WHAT YOU ARE ASKED TO DO -
Write out each line of the material again, word for word.

DATA ROWS -
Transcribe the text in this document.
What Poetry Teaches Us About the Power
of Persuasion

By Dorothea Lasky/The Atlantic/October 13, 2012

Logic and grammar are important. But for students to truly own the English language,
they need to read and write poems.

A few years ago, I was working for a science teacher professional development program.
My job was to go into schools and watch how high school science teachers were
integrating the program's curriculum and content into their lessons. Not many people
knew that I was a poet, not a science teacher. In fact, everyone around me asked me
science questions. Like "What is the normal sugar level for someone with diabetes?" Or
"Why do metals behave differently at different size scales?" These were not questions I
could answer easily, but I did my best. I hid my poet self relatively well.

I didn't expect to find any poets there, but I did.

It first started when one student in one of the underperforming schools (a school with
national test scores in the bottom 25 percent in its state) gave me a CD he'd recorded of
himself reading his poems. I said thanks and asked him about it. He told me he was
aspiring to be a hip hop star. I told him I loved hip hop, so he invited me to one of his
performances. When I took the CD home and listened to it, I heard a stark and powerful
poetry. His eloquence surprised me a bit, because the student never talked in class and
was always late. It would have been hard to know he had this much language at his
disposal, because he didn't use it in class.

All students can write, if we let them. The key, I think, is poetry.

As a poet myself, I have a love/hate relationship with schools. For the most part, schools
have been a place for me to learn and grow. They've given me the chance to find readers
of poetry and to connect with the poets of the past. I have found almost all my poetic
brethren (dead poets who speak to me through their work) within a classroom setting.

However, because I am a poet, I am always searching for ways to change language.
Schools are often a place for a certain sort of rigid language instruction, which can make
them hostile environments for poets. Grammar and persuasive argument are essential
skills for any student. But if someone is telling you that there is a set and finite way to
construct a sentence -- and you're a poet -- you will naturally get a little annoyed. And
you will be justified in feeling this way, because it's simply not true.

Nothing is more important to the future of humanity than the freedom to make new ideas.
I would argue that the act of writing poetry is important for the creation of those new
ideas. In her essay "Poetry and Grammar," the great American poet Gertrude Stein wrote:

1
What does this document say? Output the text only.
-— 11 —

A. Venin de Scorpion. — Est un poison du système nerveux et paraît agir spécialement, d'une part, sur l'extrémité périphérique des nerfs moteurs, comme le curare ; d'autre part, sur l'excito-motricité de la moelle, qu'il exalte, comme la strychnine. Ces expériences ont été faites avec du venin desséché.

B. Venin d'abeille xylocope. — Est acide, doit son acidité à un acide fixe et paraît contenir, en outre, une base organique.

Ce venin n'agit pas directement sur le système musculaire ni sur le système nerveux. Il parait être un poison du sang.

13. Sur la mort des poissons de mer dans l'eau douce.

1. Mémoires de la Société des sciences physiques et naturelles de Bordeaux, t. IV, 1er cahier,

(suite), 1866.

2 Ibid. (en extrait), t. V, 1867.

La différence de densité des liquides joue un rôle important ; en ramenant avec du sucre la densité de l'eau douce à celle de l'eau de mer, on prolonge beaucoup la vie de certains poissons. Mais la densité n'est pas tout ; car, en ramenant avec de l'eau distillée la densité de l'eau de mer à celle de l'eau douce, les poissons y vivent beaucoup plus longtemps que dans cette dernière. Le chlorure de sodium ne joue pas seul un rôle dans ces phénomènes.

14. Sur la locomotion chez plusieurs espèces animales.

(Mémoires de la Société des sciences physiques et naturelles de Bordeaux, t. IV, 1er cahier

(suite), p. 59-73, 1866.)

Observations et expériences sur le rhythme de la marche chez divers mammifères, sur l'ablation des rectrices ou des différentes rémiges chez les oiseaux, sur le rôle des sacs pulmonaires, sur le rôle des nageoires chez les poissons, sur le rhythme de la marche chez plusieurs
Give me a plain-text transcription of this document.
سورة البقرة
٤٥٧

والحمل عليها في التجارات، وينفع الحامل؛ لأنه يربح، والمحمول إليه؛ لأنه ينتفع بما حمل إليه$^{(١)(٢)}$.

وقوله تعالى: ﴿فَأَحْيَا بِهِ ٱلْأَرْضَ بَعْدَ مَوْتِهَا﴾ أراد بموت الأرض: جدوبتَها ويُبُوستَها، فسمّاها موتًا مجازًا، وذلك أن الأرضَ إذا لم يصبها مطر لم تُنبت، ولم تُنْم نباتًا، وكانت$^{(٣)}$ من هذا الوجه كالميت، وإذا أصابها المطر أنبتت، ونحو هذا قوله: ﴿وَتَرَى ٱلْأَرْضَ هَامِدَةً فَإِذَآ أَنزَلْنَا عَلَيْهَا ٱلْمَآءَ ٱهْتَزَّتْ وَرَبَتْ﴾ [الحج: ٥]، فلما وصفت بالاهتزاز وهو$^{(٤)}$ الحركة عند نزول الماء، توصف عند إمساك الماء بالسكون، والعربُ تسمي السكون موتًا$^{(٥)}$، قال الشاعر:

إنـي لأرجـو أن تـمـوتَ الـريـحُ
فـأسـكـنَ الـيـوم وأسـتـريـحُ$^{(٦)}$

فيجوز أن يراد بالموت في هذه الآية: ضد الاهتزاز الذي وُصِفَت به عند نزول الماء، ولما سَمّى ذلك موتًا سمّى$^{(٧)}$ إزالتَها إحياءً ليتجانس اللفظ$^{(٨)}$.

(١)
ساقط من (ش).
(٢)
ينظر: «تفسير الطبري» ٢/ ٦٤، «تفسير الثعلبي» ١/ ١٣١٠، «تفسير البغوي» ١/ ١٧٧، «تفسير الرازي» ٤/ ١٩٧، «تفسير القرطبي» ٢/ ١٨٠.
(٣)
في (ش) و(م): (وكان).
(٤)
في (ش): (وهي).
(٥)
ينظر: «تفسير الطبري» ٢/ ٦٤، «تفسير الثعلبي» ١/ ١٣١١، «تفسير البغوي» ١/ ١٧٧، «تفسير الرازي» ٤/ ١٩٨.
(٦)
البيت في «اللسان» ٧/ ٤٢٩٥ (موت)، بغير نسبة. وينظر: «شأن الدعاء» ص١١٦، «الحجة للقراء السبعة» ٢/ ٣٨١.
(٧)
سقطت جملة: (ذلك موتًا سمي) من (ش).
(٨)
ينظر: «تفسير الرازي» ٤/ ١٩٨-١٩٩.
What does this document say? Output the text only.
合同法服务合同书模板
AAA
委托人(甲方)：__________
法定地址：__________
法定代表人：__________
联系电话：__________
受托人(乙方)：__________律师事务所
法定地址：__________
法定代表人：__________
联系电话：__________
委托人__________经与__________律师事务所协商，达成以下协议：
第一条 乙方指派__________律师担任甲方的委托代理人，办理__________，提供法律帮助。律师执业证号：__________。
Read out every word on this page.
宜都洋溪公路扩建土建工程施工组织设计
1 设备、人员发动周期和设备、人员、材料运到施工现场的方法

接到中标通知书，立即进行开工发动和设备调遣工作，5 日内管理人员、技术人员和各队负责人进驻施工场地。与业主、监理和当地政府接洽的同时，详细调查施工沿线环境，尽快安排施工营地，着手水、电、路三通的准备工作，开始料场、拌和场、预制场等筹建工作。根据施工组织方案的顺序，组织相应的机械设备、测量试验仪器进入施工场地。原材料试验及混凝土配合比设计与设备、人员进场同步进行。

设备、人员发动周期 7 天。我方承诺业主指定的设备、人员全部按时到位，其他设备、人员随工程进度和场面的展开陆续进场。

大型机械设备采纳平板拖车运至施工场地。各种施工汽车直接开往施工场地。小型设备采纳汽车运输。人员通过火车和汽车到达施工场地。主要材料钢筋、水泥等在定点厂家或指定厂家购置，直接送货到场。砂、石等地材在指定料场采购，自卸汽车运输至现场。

ANSWER TO THIS EXERCISE -
Transcribe the text in this document.
What Poetry Teaches Us About the Power
of Persuasion

By Dorothea Lasky/The Atlantic/October 13, 2012

Logic and grammar are important. But for students to truly own the English language,
they need to read and write poems.

A few years ago, I was working for a science teacher professional development program.
My job was to go into schools and watch how high school science teachers were
integrating the program's curriculum and content into their lessons. Not many people
knew that I was a poet, not a science teacher. In fact, everyone around me asked me
science questions. Like "What is the normal sugar level for someone with diabetes?" Or
"Why do metals behave differently at different size scales?" These were not questions I
could answer easily, but I did my best. I hid my poet self relatively well.

I didn't expect to find any poets there, but I did.

It first started when one student in one of the underperforming schools (a school with
national test scores in the bottom 25 percent in its state) gave me a CD he'd recorded of
himself reading his poems. I said thanks and asked him about it. He told me he was
aspiring to be a hip hop star. I told him I loved hip hop, so he invited me to one of his
performances. When I took the CD home and listened to it, I heard a stark and powerful
poetry. His eloquence surprised me a bit, because the student never talked in class and
was always late. It would have been hard to know he had this much language at his
disposal, because he didn't use it in class.

All students can write, if we let them. The key, I think, is poetry.

As a poet myself, I have a love/hate relationship with schools. For the most part, schools
have been a place for me to learn and grow. They've given me the chance to find readers
of poetry and to connect with the poets of the past. I have found almost all my poetic
brethren (dead poets who speak to me through their work) within a classroom setting.

However, because I am a poet, I am always searching for ways to change language.
Schools are often a place for a certain sort of rigid language instruction, which can make
them hostile environments for poets. Grammar and persuasive argument are essential
skills for any student. But if someone is telling you that there is a set and finite way to
construct a sentence -- and you're a poet -- you will naturally get a little annoyed. And
you will be justified in feeling this way, because it's simply not true.

Nothing is more important to the future of humanity than the freedom to make new ideas.
I would argue that the act of writing poetry is important for the creation of those new
ideas. In her essay "Poetry and Grammar," the great American poet Gertrude Stein wrote:

1
What does this document say? Output the text only.
-— 11 —

A. Venin de Scorpion. — Est un poison du système nerveux et paraît agir spécialement, d'une part, sur l'extrémité périphérique des nerfs moteurs, comme le curare ; d'autre part, sur l'excito-motricité de la moelle, qu'il exalte, comme la strychnine. Ces expériences ont été faites avec du venin desséché.

B. Venin d'abeille xylocope. — Est acide, doit son acidité à un acide fixe et paraît contenir, en outre, une base organique.

Ce venin n'agit pas directement sur le système musculaire ni sur le système nerveux. Il parait être un poison du sang.

13. Sur la mort des poissons de mer dans l'eau douce.

1. Mémoires de la Société des sciences physiques et naturelles de Bordeaux, t. IV, 1er cahier,

(suite), 1866.

2 Ibid. (en extrait), t. V, 1867.

La différence de densité des liquides joue un rôle important ; en ramenant avec du sucre la densité de l'eau douce à celle de l'eau de mer, on prolonge beaucoup la vie de certains poissons. Mais la densité n'est pas tout ; car, en ramenant avec de l'eau distillée la densité de l'eau de mer à celle de l'eau douce, les poissons y vivent beaucoup plus longtemps que dans cette dernière. Le chlorure de sodium ne joue pas seul un rôle dans ces phénomènes.

14. Sur la locomotion chez plusieurs espèces animales.

(Mémoires de la Société des sciences physiques et naturelles de Bordeaux, t. IV, 1er cahier

(suite), p. 59-73, 1866.)

Observations et expériences sur le rhythme de la marche chez divers mammifères, sur l'ablation des rectrices ou des différentes rémiges chez les oiseaux, sur le rôle des sacs pulmonaires, sur le rôle des nageoires chez les poissons, sur le rhythme de la marche chez plusieurs
Give me a plain-text transcription of this document.
سورة البقرة
٤٥٧

والحمل عليها في التجارات، وينفع الحامل؛ لأنه يربح، والمحمول إليه؛ لأنه ينتفع بما حمل إليه$^{(١)(٢)}$.

وقوله تعالى: ﴿فَأَحْيَا بِهِ ٱلْأَرْضَ بَعْدَ مَوْتِهَا﴾ أراد بموت الأرض: جدوبتَها ويُبُوستَها، فسمّاها موتًا مجازًا، وذلك أن الأرضَ إذا لم يصبها مطر لم تُنبت، ولم تُنْم نباتًا، وكانت$^{(٣)}$ من هذا الوجه كالميت، وإذا أصابها المطر أنبتت، ونحو هذا قوله: ﴿وَتَرَى ٱلْأَرْضَ هَامِدَةً فَإِذَآ أَنزَلْنَا عَلَيْهَا ٱلْمَآءَ ٱهْتَزَّتْ وَرَبَتْ﴾ [الحج: ٥]، فلما وصفت بالاهتزاز وهو$^{(٤)}$ الحركة عند نزول الماء، توصف عند إمساك الماء بالسكون، والعربُ تسمي السكون موتًا$^{(٥)}$، قال الشاعر:

إنـي لأرجـو أن تـمـوتَ الـريـحُ
فـأسـكـنَ الـيـوم وأسـتـريـحُ$^{(٦)}$

فيجوز أن يراد بالموت في هذه الآية: ضد الاهتزاز الذي وُصِفَت به عند نزول الماء، ولما سَمّى ذلك موتًا سمّى$^{(٧)}$ إزالتَها إحياءً ليتجانس اللفظ$^{(٨)}$.

(١)
ساقط من (ش).
(٢)
ينظر: «تفسير الطبري» ٢/ ٦٤، «تفسير الثعلبي» ١/ ١٣١٠، «تفسير البغوي» ١/ ١٧٧، «تفسير الرازي» ٤/ ١٩٧، «تفسير القرطبي» ٢/ ١٨٠.
(٣)
في (ش) و(م): (وكان).
(٤)
في (ش): (وهي).
(٥)
ينظر: «تفسير الطبري» ٢/ ٦٤، «تفسير الثعلبي» ١/ ١٣١١، «تفسير البغوي» ١/ ١٧٧، «تفسير الرازي» ٤/ ١٩٨.
(٦)
البيت في «اللسان» ٧/ ٤٢٩٥ (موت)، بغير نسبة. وينظر: «شأن الدعاء» ص١١٦، «الحجة للقراء السبعة» ٢/ ٣٨١.
(٧)
سقطت جملة: (ذلك موتًا سمي) من (ش).
(٨)
ينظر: «تفسير الرازي» ٤/ ١٩٨-١٩٩.
What does this document say? Output the text only.
合同法服务合同书模板
AAA
委托人(甲方)：__________
法定地址：__________
法定代表人：__________
联系电话：__________
受托人(乙方)：__________律师事务所
法定地址：__________
法定代表人：__________
联系电话：__________
委托人__________经与__________律师事务所协商，达成以下协议：
第一条 乙方指派__________律师担任甲方的委托代理人，办理__________，提供法律帮助。律师执业证号：__________。
Read out every word on this page.
宜都洋溪公路扩建土建工程施工组织设计
1 设备、人员发动周期和设备、人员、材料运到施工现场的方法

接到中标通知书，立即进行开工发动和设备调遣工作，5 日内管理人员、技术人员和各队负责人进驻施工场地。与业主、监理和当地政府接洽的同时，详细调查施工沿线环境，尽快安排施工营地，着手水、电、路三通的准备工作，开始料场、拌和场、预制场等筹建工作。根据施工组织方案的顺序，组织相应的机械设备、测量试验仪器进入施工场地。原材料试验及混凝土配合比设计与设备、人员进场同步进行。

设备、人员发动周期 7 天。我方承诺业主指定的设备、人员全部按时到位，其他设备、人员随工程进度和场面的展开陆续进场。

大型机械设备采纳平板拖车运至施工场地。各种施工汽车直接开往施工场地。小型设备采纳汽车运输。人员通过火车和汽车到达施工场地。主要材料钢筋、水泥等在定点厂家或指定厂家购置，直接送货到场。砂、石等地材在指定料场采购，自卸汽车运输至现场。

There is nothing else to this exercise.